┌──
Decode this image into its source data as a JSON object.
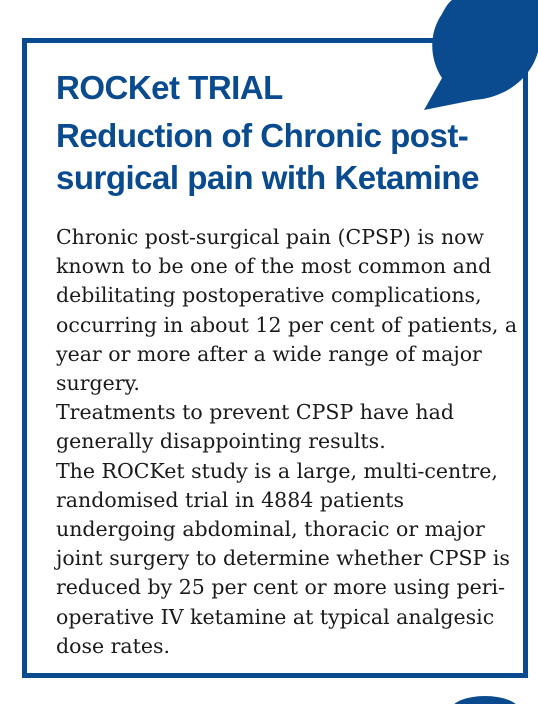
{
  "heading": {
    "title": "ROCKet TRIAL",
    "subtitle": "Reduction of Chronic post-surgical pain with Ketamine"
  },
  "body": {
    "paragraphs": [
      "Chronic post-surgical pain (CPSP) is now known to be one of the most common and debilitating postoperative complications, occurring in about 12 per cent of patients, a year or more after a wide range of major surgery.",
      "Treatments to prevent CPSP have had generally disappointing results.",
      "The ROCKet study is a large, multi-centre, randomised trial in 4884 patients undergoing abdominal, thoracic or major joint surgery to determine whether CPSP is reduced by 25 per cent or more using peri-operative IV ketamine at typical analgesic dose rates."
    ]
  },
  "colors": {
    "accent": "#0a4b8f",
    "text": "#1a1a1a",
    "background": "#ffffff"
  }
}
└──
Task to carry out | Without any of its images, the data above should be returned exactly.

The answer |
Decode this image into its source data as a JSON object.
{
  "heading": {
    "title": "ROCKet TRIAL",
    "subtitle": "Reduction of Chronic post-surgical pain with Ketamine"
  },
  "body": {
    "paragraphs": [
      "Chronic post-surgical pain (CPSP) is now known to be one of the most common and debilitating postoperative complications, occurring in about 12 per cent of patients, a year or more after a wide range of major surgery.",
      "Treatments to prevent CPSP have had generally disappointing results.",
      "The ROCKet study is a large, multi-centre, randomised trial in 4884 patients undergoing abdominal, thoracic or major joint surgery to determine whether CPSP is reduced by 25 per cent or more using peri-operative IV ketamine at typical analgesic dose rates."
    ]
  },
  "colors": {
    "accent": "#0a4b8f",
    "text": "#1a1a1a",
    "background": "#ffffff"
  }
}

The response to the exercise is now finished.